Reproduce each of the lines word for word.
BEGIN Records to use
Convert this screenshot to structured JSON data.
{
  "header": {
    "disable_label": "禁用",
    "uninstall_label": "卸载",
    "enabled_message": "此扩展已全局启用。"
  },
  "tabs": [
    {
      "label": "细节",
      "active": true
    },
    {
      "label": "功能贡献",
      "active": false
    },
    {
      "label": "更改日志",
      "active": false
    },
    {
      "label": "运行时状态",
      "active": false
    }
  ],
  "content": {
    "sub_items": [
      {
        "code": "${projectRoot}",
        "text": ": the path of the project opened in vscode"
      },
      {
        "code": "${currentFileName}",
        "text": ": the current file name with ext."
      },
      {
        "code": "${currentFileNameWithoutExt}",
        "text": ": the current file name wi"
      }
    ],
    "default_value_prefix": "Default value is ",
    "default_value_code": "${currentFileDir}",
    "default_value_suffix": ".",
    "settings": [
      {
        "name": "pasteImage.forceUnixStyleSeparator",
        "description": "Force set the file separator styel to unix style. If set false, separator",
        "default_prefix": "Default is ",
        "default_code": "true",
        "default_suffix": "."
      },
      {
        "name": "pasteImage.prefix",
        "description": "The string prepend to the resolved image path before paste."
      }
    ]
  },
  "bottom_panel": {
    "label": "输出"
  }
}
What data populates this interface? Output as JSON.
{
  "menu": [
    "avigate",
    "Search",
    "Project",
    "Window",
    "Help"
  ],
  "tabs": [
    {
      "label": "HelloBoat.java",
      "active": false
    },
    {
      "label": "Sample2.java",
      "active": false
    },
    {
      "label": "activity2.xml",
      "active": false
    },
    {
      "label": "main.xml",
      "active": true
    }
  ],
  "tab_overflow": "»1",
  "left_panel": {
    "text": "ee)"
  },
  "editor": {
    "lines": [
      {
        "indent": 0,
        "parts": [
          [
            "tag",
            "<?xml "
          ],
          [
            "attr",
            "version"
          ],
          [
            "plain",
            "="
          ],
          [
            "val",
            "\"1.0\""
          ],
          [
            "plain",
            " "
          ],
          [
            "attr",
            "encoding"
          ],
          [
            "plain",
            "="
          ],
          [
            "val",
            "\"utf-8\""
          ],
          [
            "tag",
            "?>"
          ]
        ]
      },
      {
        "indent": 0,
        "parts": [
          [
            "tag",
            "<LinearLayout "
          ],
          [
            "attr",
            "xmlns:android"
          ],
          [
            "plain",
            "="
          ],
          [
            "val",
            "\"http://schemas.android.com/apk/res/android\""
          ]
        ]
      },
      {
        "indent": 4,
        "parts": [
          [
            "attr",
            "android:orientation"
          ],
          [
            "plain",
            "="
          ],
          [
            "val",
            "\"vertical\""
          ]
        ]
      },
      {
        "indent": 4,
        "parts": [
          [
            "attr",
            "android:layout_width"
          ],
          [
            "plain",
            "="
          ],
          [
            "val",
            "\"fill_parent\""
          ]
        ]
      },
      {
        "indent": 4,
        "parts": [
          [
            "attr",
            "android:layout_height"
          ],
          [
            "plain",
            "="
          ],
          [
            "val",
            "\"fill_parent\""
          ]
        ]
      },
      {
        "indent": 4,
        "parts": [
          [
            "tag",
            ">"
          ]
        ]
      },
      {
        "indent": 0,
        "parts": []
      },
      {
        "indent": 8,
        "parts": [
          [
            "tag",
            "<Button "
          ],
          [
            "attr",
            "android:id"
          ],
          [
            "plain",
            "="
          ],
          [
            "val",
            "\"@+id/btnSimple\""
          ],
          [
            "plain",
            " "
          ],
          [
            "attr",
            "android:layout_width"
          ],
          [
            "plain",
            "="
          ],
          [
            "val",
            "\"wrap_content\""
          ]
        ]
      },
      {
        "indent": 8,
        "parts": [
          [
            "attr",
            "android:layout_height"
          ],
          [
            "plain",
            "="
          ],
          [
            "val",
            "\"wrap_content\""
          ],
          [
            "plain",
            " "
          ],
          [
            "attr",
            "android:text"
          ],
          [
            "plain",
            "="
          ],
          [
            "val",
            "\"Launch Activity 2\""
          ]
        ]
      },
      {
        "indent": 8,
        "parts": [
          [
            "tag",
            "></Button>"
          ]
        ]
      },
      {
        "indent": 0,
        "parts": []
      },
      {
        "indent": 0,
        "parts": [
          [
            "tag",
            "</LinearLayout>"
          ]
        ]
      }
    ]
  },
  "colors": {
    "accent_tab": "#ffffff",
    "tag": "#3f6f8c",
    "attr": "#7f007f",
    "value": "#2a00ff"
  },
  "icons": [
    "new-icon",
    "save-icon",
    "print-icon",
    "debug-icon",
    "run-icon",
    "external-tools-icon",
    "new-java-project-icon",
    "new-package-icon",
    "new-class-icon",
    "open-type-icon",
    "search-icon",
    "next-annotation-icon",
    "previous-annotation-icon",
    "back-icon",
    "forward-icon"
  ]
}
END Records to use
• _Task output_
Convert this screenshot to structured JSON data.
{
  "header": {
    "disable_label": "禁用",
    "uninstall_label": "卸载",
    "enabled_message": "此扩展已全局启用。"
  },
  "tabs": [
    {
      "label": "细节",
      "active": true
    },
    {
      "label": "功能贡献",
      "active": false
    },
    {
      "label": "更改日志",
      "active": false
    },
    {
      "label": "运行时状态",
      "active": false
    }
  ],
  "content": {
    "sub_items": [
      {
        "code": "${projectRoot}",
        "text": ": the path of the project opened in vscode"
      },
      {
        "code": "${currentFileName}",
        "text": ": the current file name with ext."
      },
      {
        "code": "${currentFileNameWithoutExt}",
        "text": ": the current file name wi"
      }
    ],
    "default_value_prefix": "Default value is ",
    "default_value_code": "${currentFileDir}",
    "default_value_suffix": ".",
    "settings": [
      {
        "name": "pasteImage.forceUnixStyleSeparator",
        "description": "Force set the file separator styel to unix style. If set false, separator",
        "default_prefix": "Default is ",
        "default_code": "true",
        "default_suffix": "."
      },
      {
        "name": "pasteImage.prefix",
        "description": "The string prepend to the resolved image path before paste."
      }
    ]
  },
  "bottom_panel": {
    "label": "输出"
  }
}
What data populates this interface? Output as JSON.
{
  "menu": [
    "avigate",
    "Search",
    "Project",
    "Window",
    "Help"
  ],
  "tabs": [
    {
      "label": "HelloBoat.java",
      "active": false
    },
    {
      "label": "Sample2.java",
      "active": false
    },
    {
      "label": "activity2.xml",
      "active": false
    },
    {
      "label": "main.xml",
      "active": true
    }
  ],
  "tab_overflow": "»1",
  "left_panel": {
    "text": "ee)"
  },
  "editor": {
    "lines": [
      {
        "indent": 0,
        "parts": [
          [
            "tag",
            "<?xml "
          ],
          [
            "attr",
            "version"
          ],
          [
            "plain",
            "="
          ],
          [
            "val",
            "\"1.0\""
          ],
          [
            "plain",
            " "
          ],
          [
            "attr",
            "encoding"
          ],
          [
            "plain",
            "="
          ],
          [
            "val",
            "\"utf-8\""
          ],
          [
            "tag",
            "?>"
          ]
        ]
      },
      {
        "indent": 0,
        "parts": [
          [
            "tag",
            "<LinearLayout "
          ],
          [
            "attr",
            "xmlns:android"
          ],
          [
            "plain",
            "="
          ],
          [
            "val",
            "\"http://schemas.android.com/apk/res/android\""
          ]
        ]
      },
      {
        "indent": 4,
        "parts": [
          [
            "attr",
            "android:orientation"
          ],
          [
            "plain",
            "="
          ],
          [
            "val",
            "\"vertical\""
          ]
        ]
      },
      {
        "indent": 4,
        "parts": [
          [
            "attr",
            "android:layout_width"
          ],
          [
            "plain",
            "="
          ],
          [
            "val",
            "\"fill_parent\""
          ]
        ]
      },
      {
        "indent": 4,
        "parts": [
          [
            "attr",
            "android:layout_height"
          ],
          [
            "plain",
            "="
          ],
          [
            "val",
            "\"fill_parent\""
          ]
        ]
      },
      {
        "indent": 4,
        "parts": [
          [
            "tag",
            ">"
          ]
        ]
      },
      {
        "indent": 0,
        "parts": []
      },
      {
        "indent": 8,
        "parts": [
          [
            "tag",
            "<Button "
          ],
          [
            "attr",
            "android:id"
          ],
          [
            "plain",
            "="
          ],
          [
            "val",
            "\"@+id/btnSimple\""
          ],
          [
            "plain",
            " "
          ],
          [
            "attr",
            "android:layout_width"
          ],
          [
            "plain",
            "="
          ],
          [
            "val",
            "\"wrap_content\""
          ]
        ]
      },
      {
        "indent": 8,
        "parts": [
          [
            "attr",
            "android:layout_height"
          ],
          [
            "plain",
            "="
          ],
          [
            "val",
            "\"wrap_content\""
          ],
          [
            "plain",
            " "
          ],
          [
            "attr",
            "android:text"
          ],
          [
            "plain",
            "="
          ],
          [
            "val",
            "\"Launch Activity 2\""
          ]
        ]
      },
      {
        "indent": 8,
        "parts": [
          [
            "tag",
            "></Button>"
          ]
        ]
      },
      {
        "indent": 0,
        "parts": []
      },
      {
        "indent": 0,
        "parts": [
          [
            "tag",
            "</LinearLayout>"
          ]
        ]
      }
    ]
  },
  "colors": {
    "accent_tab": "#ffffff",
    "tag": "#3f6f8c",
    "attr": "#7f007f",
    "value": "#2a00ff"
  },
  "icons": [
    "new-icon",
    "save-icon",
    "print-icon",
    "debug-icon",
    "run-icon",
    "external-tools-icon",
    "new-java-project-icon",
    "new-package-icon",
    "new-class-icon",
    "open-type-icon",
    "search-icon",
    "next-annotation-icon",
    "previous-annotation-icon",
    "back-icon",
    "forward-icon"
  ]
}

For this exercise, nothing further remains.